Collected data entries:
────────────────────
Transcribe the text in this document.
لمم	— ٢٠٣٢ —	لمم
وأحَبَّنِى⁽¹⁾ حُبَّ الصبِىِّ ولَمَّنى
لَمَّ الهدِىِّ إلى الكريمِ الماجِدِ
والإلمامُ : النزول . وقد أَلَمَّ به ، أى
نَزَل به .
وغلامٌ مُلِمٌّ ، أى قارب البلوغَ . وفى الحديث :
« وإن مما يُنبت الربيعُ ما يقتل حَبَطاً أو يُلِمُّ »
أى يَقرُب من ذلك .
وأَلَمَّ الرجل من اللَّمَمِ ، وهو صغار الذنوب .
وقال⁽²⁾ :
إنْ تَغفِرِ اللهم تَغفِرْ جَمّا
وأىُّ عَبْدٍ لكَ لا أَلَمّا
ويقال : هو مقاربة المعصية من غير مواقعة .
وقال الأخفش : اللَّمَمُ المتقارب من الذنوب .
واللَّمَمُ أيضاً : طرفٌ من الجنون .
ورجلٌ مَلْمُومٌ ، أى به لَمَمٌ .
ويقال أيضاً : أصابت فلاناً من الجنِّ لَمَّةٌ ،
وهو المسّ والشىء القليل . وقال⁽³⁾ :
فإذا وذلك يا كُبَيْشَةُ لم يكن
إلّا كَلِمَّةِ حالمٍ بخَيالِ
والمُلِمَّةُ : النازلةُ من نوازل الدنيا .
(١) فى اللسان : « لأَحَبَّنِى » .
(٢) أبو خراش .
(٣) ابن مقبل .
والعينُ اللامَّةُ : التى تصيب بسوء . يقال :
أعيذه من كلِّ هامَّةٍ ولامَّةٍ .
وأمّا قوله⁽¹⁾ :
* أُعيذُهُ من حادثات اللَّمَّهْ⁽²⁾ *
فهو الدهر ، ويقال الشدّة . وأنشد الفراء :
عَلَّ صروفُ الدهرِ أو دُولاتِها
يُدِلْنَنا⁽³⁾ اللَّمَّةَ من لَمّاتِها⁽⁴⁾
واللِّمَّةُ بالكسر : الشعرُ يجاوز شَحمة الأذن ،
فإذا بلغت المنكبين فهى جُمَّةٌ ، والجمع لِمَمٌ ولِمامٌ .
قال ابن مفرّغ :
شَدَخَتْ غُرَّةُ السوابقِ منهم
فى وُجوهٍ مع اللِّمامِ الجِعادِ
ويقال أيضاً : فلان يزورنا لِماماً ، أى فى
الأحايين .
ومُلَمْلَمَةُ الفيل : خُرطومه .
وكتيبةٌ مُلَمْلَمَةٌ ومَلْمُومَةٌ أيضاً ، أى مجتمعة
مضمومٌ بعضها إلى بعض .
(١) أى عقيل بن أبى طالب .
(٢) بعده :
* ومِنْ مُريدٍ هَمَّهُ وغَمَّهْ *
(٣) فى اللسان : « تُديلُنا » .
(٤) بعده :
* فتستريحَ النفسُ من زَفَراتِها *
────────────────────
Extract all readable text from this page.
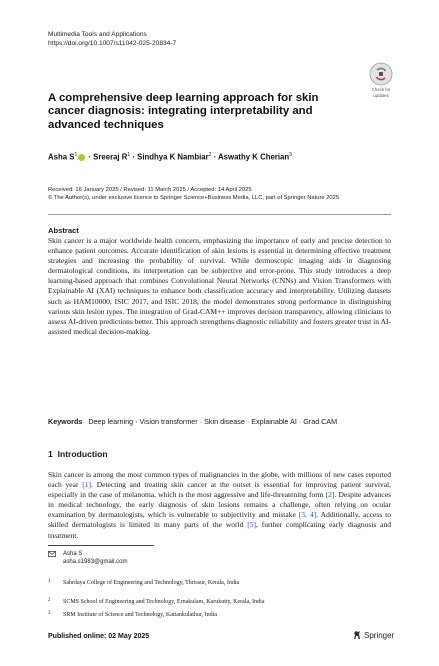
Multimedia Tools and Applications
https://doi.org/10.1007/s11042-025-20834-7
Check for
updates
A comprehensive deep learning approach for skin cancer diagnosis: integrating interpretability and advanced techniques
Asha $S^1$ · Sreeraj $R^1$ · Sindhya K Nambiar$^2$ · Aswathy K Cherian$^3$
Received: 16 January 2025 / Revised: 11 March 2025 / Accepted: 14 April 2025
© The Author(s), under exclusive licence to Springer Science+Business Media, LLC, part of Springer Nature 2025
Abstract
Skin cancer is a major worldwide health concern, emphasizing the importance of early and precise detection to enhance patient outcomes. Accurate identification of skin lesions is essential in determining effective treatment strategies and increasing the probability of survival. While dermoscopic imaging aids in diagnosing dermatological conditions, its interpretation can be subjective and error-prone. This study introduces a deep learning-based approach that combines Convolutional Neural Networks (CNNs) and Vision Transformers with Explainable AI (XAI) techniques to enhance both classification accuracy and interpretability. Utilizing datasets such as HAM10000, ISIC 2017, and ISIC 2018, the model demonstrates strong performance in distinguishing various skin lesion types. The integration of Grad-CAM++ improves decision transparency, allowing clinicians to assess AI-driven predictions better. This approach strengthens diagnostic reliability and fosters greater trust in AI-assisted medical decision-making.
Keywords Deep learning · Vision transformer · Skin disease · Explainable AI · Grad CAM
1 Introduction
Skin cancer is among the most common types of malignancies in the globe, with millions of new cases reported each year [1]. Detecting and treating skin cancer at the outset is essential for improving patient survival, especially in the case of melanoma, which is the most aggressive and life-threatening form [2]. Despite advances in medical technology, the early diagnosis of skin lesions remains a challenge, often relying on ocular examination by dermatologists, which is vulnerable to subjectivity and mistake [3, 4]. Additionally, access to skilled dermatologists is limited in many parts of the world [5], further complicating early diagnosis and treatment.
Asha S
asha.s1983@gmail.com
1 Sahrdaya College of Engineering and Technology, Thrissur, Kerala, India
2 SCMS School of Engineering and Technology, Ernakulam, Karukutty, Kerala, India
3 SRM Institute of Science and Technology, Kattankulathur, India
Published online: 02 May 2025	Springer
────────────────────
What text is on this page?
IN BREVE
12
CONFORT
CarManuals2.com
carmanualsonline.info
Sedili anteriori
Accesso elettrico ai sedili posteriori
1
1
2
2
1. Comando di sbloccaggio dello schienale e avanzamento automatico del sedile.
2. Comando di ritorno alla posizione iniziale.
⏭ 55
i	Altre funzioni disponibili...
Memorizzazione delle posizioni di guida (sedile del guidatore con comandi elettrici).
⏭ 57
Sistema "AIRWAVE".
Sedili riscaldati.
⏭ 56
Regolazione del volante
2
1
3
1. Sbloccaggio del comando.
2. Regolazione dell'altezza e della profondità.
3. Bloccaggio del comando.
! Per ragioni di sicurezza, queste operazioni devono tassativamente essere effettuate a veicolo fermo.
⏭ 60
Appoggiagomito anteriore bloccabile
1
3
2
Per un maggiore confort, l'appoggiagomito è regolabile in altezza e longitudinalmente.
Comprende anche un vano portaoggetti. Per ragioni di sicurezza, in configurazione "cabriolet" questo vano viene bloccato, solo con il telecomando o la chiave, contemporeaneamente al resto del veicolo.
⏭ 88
────────────────────
• [Task brief]
Return all lines with the word "الدهر" in them.

• [Finished answer]
فهو الدهر ، ويقال الشدّة . وأنشد الفراء :
عَلَّ صروفُ الدهرِ أو دُولاتِها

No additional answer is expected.